→ Objective
Provide an exact transcription of all the records.
──────
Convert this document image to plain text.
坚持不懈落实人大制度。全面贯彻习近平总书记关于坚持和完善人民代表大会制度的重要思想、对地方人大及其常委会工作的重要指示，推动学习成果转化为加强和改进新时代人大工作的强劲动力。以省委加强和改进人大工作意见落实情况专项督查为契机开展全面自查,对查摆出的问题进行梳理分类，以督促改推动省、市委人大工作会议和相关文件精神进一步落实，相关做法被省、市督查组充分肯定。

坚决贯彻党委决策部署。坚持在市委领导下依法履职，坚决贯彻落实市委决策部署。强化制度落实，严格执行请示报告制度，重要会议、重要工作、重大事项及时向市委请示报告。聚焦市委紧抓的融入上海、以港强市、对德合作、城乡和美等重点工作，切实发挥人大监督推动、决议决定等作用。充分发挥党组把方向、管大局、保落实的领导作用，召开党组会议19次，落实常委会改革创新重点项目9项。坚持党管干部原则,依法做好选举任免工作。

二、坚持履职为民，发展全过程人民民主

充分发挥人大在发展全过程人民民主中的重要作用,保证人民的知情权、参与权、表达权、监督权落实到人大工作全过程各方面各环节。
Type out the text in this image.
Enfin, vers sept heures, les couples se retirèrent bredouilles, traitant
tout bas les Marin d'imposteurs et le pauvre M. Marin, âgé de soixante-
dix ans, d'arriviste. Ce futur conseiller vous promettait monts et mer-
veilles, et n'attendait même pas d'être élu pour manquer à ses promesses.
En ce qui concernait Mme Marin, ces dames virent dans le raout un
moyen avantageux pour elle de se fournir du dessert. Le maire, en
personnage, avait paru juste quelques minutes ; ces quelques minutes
──────
→ Full output
Convert this document image to plain text.
坚持不懈落实人大制度。全面贯彻习近平总书记关于坚持和完善人民代表大会制度的重要思想、对地方人大及其常委会工作的重要指示，推动学习成果转化为加强和改进新时代人大工作的强劲动力。以省委加强和改进人大工作意见落实情况专项督查为契机开展全面自查,对查摆出的问题进行梳理分类，以督促改推动省、市委人大工作会议和相关文件精神进一步落实，相关做法被省、市督查组充分肯定。

坚决贯彻党委决策部署。坚持在市委领导下依法履职，坚决贯彻落实市委决策部署。强化制度落实，严格执行请示报告制度，重要会议、重要工作、重大事项及时向市委请示报告。聚焦市委紧抓的融入上海、以港强市、对德合作、城乡和美等重点工作，切实发挥人大监督推动、决议决定等作用。充分发挥党组把方向、管大局、保落实的领导作用，召开党组会议19次，落实常委会改革创新重点项目9项。坚持党管干部原则,依法做好选举任免工作。

二、坚持履职为民，发展全过程人民民主

充分发挥人大在发展全过程人民民主中的重要作用,保证人民的知情权、参与权、表达权、监督权落实到人大工作全过程各方面各环节。
Type out the text in this image.
Enfin, vers sept heures, les couples se retirèrent bredouilles, traitant
tout bas les Marin d'imposteurs et le pauvre M. Marin, âgé de soixante-
dix ans, d'arriviste. Ce futur conseiller vous promettait monts et mer-
veilles, et n'attendait même pas d'être élu pour manquer à ses promesses.
En ce qui concernait Mme Marin, ces dames virent dans le raout un
moyen avantageux pour elle de se fournir du dessert. Le maire, en
personnage, avait paru juste quelques minutes ; ces quelques minutes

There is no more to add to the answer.